— START —

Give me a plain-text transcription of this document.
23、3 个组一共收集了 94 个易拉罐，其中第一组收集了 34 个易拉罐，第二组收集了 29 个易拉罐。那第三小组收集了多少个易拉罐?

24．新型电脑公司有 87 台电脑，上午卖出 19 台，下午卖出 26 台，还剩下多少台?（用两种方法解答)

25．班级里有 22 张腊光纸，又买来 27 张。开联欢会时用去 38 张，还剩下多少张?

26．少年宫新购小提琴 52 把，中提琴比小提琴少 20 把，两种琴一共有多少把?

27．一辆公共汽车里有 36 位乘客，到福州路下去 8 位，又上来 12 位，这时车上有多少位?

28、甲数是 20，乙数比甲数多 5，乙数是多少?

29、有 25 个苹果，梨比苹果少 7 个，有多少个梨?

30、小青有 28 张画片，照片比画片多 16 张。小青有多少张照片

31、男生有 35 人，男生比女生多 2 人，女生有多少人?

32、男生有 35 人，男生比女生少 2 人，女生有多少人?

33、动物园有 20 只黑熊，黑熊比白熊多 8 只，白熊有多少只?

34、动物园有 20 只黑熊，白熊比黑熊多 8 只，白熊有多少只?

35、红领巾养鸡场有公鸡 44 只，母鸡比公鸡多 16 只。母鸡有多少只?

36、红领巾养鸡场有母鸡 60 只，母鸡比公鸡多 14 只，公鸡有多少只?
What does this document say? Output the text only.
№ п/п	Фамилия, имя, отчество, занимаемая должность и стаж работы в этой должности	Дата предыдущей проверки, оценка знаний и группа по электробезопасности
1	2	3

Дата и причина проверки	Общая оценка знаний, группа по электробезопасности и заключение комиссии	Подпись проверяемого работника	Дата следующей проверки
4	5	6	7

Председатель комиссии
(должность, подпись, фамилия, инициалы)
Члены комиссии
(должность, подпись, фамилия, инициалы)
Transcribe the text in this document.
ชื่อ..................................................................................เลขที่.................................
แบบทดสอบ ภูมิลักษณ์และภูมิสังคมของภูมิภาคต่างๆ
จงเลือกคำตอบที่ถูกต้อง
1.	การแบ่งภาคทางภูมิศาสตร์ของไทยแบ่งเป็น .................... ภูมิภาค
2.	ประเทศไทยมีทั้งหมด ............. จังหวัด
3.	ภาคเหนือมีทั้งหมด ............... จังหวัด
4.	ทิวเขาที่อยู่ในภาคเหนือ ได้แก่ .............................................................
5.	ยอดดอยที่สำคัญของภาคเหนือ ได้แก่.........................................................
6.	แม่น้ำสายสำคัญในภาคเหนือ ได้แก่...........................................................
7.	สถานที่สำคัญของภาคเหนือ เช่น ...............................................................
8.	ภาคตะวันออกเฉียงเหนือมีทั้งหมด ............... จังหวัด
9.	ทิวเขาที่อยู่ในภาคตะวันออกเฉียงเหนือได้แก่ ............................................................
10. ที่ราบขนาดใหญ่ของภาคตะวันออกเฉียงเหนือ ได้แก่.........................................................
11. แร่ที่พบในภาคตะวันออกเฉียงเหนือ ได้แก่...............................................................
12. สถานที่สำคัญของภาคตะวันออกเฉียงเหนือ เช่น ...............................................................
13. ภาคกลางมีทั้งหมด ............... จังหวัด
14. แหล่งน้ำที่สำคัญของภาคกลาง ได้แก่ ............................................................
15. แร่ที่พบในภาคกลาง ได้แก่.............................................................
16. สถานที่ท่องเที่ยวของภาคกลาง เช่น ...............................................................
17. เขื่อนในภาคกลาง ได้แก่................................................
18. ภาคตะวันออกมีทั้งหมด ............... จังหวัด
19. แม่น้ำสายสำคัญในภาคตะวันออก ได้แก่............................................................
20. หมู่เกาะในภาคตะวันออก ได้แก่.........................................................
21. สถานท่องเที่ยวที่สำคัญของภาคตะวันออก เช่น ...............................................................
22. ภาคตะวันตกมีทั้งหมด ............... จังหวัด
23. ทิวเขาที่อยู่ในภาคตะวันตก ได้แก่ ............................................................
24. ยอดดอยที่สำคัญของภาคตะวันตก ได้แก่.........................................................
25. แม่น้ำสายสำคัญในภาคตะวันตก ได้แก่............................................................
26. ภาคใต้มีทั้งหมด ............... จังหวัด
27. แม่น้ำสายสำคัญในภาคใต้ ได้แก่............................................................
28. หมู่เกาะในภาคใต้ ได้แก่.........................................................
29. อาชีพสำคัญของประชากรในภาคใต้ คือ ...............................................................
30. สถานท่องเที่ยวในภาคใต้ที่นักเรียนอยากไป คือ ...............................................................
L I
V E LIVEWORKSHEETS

— END —

## What this task involves
List each line of the entries that holds the string "ำสายสำค".

## Output
6.	แม่น้ำสายสำคัญในภาคเหนือ ได้แก่...........................................................
19. แม่น้ำสายสำคัญในภาคตะวันออก ได้แก่............................................................
25. แม่น้ำสายสำคัญในภาคตะวันตก ได้แก่............................................................
27. แม่น้ำสายสำคัญในภาคใต้ ได้แก่............................................................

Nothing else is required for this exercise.